What is asked → Locate every line in the records below that holds the word "title" and return each one.

Dataset listings of figures:
━━━
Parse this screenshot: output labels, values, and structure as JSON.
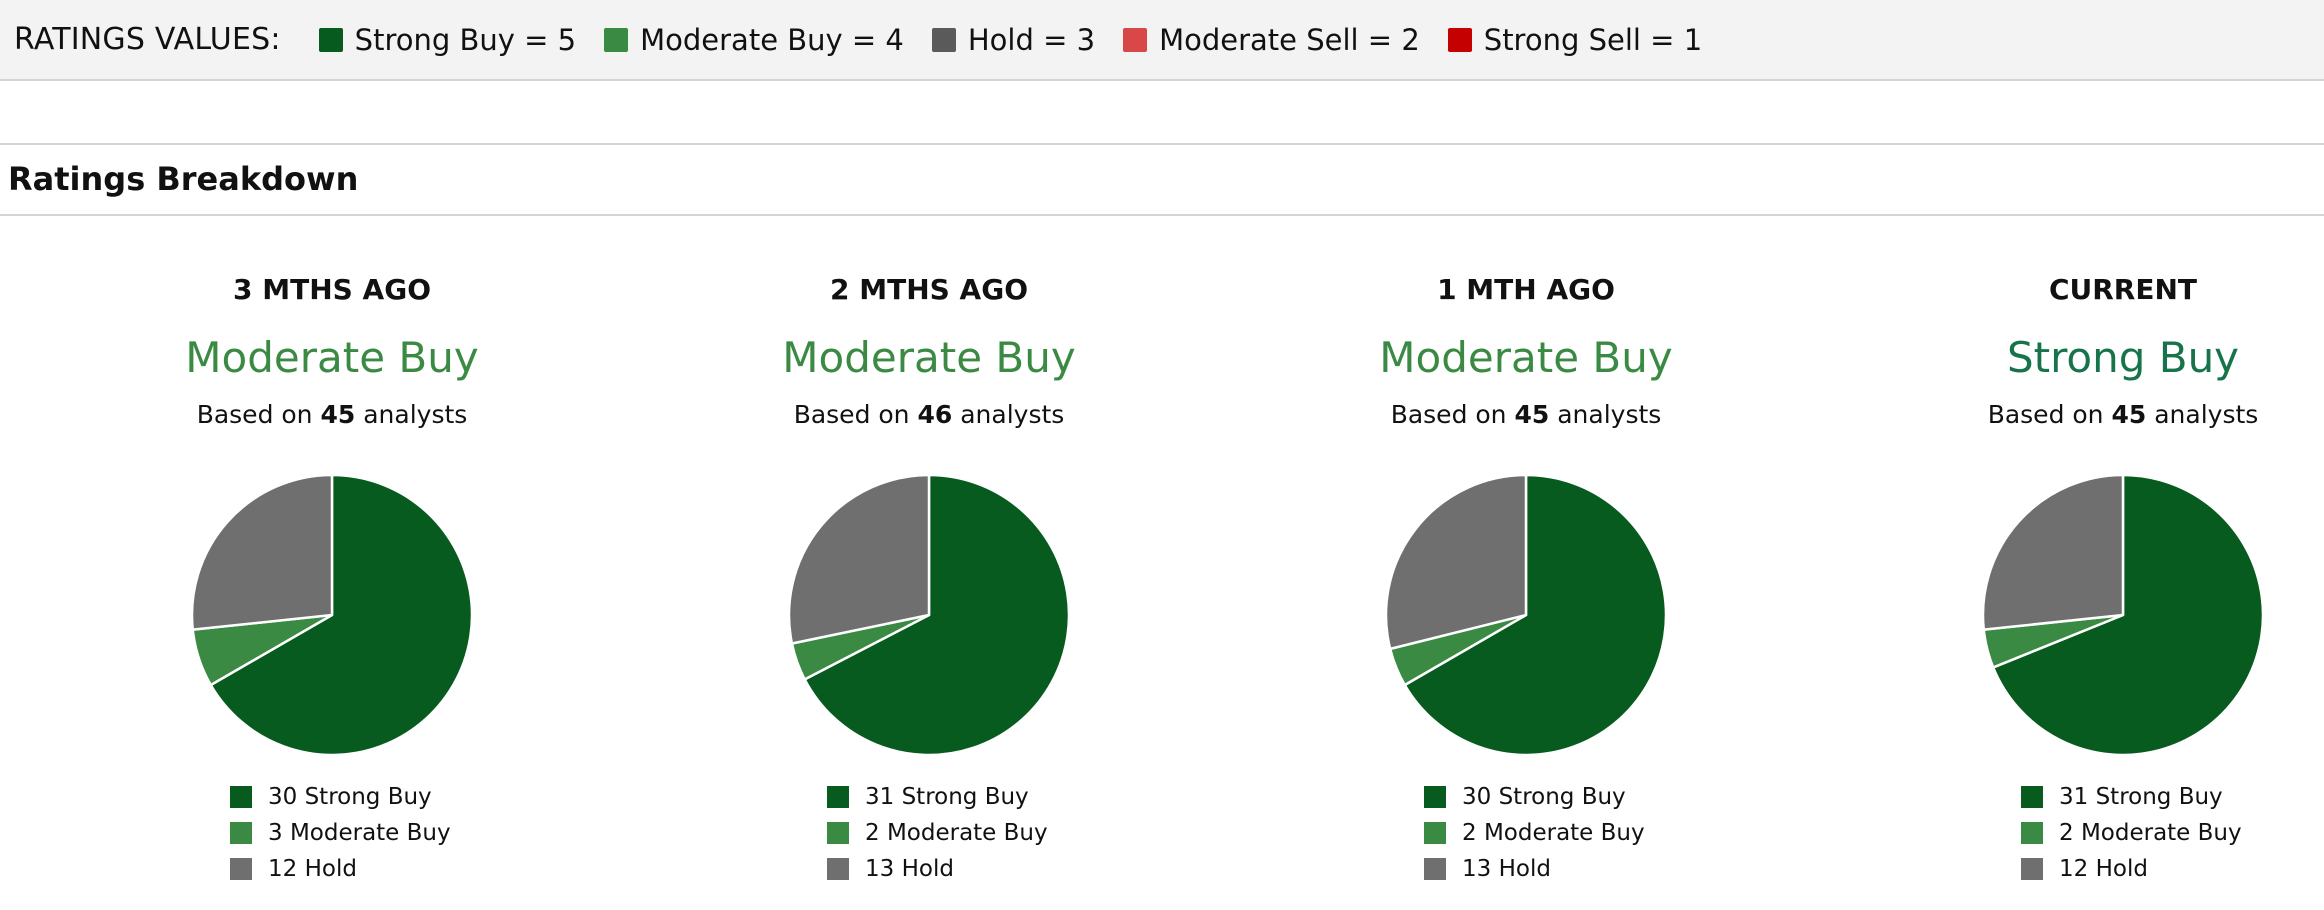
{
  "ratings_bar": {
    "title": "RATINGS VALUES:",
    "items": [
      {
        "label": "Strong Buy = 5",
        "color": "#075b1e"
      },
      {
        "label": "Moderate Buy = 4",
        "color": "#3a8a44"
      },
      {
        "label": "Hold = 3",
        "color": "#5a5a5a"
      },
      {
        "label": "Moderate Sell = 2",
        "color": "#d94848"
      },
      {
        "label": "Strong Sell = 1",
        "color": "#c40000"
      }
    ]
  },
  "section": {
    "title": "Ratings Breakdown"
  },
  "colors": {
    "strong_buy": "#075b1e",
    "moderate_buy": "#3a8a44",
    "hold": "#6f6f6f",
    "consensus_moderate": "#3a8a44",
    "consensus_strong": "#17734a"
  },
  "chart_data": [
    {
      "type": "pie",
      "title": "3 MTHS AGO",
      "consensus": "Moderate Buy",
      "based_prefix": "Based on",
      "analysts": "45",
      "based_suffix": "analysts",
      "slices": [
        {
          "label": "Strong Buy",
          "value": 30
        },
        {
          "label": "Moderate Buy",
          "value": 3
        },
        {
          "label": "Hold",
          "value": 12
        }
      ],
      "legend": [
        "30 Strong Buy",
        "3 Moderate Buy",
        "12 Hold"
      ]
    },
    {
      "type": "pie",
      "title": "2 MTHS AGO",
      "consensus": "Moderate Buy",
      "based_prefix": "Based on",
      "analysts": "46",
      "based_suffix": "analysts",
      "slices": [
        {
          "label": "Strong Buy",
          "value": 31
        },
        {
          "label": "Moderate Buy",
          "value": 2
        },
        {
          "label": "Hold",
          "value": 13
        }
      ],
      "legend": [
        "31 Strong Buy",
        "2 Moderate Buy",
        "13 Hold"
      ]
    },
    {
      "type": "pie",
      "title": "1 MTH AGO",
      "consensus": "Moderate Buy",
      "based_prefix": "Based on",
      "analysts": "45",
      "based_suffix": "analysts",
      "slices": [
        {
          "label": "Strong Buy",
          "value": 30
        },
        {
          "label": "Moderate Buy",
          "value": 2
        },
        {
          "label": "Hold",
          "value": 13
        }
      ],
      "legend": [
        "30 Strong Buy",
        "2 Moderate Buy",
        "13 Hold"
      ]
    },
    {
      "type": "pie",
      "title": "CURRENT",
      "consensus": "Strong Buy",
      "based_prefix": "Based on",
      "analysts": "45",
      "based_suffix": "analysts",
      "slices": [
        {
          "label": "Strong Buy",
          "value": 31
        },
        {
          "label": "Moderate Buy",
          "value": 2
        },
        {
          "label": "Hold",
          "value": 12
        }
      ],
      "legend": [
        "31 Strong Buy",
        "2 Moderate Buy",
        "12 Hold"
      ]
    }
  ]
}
━━━
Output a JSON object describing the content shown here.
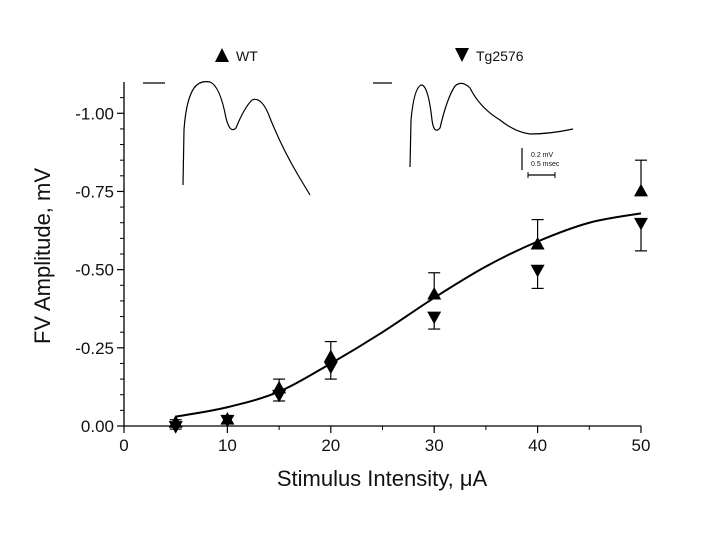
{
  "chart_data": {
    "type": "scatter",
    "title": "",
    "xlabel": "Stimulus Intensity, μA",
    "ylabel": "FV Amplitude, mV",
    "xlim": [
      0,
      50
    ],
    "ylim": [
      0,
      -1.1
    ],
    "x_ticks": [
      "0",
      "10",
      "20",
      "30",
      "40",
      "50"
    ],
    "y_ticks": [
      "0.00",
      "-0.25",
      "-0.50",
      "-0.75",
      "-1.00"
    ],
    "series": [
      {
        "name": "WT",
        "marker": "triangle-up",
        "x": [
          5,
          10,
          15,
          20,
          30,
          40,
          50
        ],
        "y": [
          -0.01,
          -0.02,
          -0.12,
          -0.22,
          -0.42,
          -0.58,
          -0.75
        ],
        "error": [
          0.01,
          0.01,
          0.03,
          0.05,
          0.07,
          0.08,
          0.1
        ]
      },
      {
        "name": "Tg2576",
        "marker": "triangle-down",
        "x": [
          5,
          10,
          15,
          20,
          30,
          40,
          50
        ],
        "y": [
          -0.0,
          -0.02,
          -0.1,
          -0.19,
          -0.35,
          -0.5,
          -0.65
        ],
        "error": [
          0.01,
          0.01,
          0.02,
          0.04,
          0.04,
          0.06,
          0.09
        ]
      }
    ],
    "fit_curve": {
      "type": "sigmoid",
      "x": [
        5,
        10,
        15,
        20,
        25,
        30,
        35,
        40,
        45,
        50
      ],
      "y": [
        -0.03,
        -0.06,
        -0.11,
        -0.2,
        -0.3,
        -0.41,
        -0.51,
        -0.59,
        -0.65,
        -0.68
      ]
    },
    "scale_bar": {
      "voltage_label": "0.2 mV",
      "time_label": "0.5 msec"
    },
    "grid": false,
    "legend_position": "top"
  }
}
━━━
Task answer →
    "title": "RATINGS VALUES:",
    "title": "Ratings Breakdown"
      "title": "3 MTHS AGO",
      "title": "2 MTHS AGO",
      "title": "1 MTH AGO",
      "title": "CURRENT",
    "title": "",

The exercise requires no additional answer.